--- DATA SHOWN ---

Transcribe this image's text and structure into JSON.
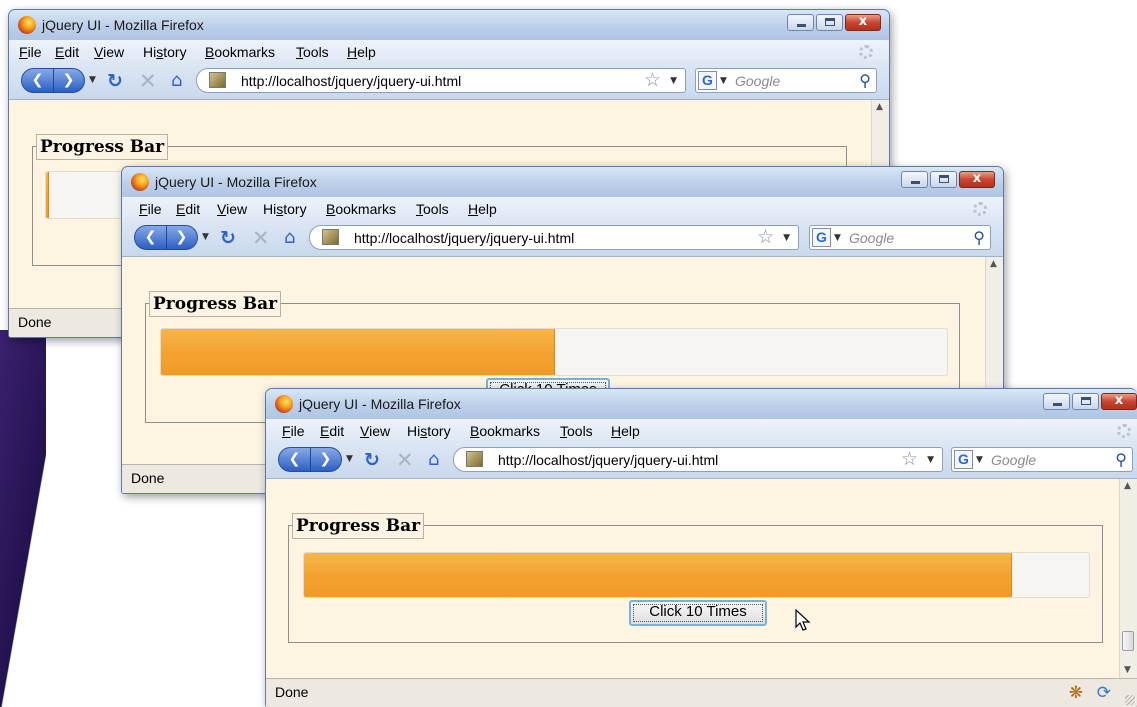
{
  "browser": {
    "title": "jQuery UI - Mozilla Firefox",
    "menu": {
      "file": {
        "ul": "F",
        "rest": "ile"
      },
      "edit": {
        "ul": "E",
        "rest": "dit"
      },
      "view": {
        "ul": "V",
        "rest": "iew"
      },
      "history": {
        "pre": "Hi",
        "ul": "s",
        "rest": "tory"
      },
      "bookmarks": {
        "ul": "B",
        "rest": "ookmarks"
      },
      "tools": {
        "ul": "T",
        "rest": "ools"
      },
      "help": {
        "ul": "H",
        "rest": "elp"
      }
    },
    "url": "http://localhost/jquery/jquery-ui.html",
    "search_placeholder": "Google",
    "search_engine_letter": "G",
    "status": "Done",
    "window_close_glyph": "x"
  },
  "page": {
    "legend": "Progress Bar",
    "button_label": "Click 10 Times"
  },
  "windows": [
    {
      "id": "win1",
      "progress": 0.0
    },
    {
      "id": "win2",
      "progress": 0.5
    },
    {
      "id": "win3",
      "progress": 0.9
    }
  ],
  "colors": {
    "progress_fill": "#f3a233",
    "page_background": "#fdf4e2",
    "titlebar": "#bccfe9"
  },
  "icons": {
    "back": "back-arrow-icon",
    "forward": "forward-arrow-icon",
    "reload": "reload-icon",
    "stop": "stop-icon",
    "home": "home-icon",
    "bookmark_star": "bookmark-star-icon",
    "search": "magnifier-search-icon",
    "firebug": "firebug-icon",
    "cursor": "mouse-cursor-icon"
  }
}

---

TASK DESCRIPTION. Tally up the lines with the word "arrow" in them, and answer with that number by itself.

EXERCISE OUTPUT. 2